AIM OF THE TASK:
Work out the number of lines in the records that include the word "content"; reply with that number alone.

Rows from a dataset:
····················
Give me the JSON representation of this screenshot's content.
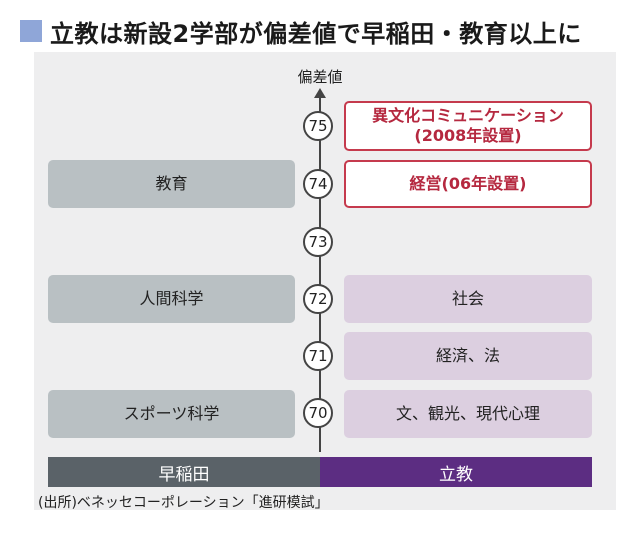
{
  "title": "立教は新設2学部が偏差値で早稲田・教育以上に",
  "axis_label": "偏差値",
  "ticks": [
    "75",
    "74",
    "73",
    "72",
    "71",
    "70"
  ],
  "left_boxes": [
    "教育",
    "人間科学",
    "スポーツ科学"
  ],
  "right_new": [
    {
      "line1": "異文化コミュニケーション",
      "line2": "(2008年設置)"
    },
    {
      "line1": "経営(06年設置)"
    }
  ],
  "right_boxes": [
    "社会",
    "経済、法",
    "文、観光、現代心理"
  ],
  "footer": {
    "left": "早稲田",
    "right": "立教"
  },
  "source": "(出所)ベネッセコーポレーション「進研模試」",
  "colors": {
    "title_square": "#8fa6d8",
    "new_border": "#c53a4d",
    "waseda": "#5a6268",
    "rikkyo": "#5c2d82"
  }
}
····················
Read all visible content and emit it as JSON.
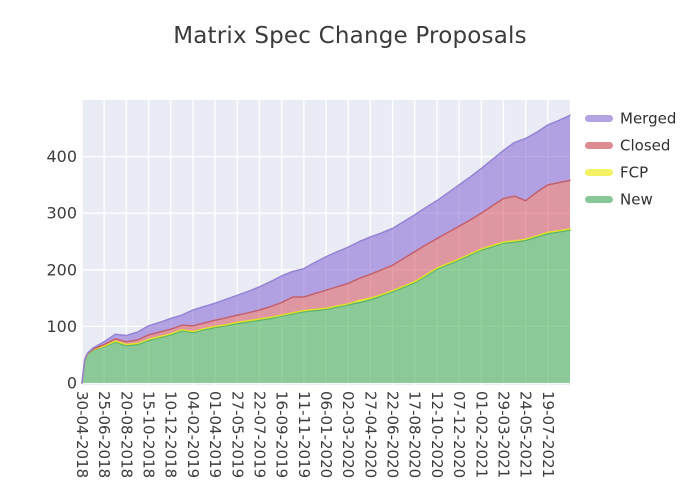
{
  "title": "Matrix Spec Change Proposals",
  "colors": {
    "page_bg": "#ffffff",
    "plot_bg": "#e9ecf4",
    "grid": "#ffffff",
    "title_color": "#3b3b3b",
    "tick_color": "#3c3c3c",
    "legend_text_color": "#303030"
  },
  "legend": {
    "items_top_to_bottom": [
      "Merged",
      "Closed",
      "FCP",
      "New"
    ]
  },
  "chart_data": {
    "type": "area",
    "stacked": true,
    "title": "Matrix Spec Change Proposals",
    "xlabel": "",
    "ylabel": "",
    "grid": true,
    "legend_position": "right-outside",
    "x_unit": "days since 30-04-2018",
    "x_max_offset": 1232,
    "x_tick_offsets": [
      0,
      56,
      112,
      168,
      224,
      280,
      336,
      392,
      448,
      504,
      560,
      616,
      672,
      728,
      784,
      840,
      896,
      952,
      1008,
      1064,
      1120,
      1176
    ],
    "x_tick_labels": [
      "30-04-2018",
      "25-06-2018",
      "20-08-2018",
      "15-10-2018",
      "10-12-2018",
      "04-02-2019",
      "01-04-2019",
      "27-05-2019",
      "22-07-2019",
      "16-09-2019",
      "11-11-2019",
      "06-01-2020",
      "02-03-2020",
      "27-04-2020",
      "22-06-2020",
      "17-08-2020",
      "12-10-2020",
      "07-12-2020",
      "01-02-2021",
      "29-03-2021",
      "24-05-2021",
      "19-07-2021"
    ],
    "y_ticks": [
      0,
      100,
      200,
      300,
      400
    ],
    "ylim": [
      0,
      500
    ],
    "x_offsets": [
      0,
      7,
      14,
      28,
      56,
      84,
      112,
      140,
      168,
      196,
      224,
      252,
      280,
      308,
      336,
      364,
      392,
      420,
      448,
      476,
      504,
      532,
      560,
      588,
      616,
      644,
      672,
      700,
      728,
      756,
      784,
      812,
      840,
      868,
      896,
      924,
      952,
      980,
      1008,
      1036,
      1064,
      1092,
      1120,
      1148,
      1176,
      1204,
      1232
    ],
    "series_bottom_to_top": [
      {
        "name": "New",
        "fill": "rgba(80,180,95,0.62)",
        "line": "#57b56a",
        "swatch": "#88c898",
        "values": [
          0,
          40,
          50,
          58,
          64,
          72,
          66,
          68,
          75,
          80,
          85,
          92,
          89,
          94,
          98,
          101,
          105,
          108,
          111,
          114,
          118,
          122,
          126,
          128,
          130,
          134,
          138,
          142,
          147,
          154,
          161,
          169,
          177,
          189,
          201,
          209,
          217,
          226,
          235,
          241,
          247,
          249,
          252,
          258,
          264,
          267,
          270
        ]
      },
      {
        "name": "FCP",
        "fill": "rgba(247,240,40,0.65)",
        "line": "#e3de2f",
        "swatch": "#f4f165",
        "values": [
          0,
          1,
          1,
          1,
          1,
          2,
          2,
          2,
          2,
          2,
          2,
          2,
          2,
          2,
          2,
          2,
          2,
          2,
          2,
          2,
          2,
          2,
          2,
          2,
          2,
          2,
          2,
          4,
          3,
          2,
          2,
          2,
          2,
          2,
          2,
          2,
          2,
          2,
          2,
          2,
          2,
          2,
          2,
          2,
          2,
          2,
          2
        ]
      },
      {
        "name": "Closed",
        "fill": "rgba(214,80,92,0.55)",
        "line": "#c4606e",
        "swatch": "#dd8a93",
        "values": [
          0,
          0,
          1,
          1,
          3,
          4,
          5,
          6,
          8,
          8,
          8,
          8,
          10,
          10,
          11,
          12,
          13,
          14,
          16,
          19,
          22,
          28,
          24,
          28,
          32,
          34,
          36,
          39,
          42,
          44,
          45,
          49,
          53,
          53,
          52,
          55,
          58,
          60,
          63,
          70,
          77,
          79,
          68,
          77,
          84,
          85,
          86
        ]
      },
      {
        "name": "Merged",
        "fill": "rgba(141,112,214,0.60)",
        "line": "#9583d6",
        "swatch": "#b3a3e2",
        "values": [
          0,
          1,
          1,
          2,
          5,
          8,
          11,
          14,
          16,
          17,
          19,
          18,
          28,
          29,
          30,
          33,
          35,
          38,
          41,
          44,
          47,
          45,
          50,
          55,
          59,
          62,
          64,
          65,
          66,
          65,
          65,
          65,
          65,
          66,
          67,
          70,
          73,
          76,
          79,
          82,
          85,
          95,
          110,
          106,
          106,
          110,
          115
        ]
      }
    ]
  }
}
····················
CORRECT RESULT:
2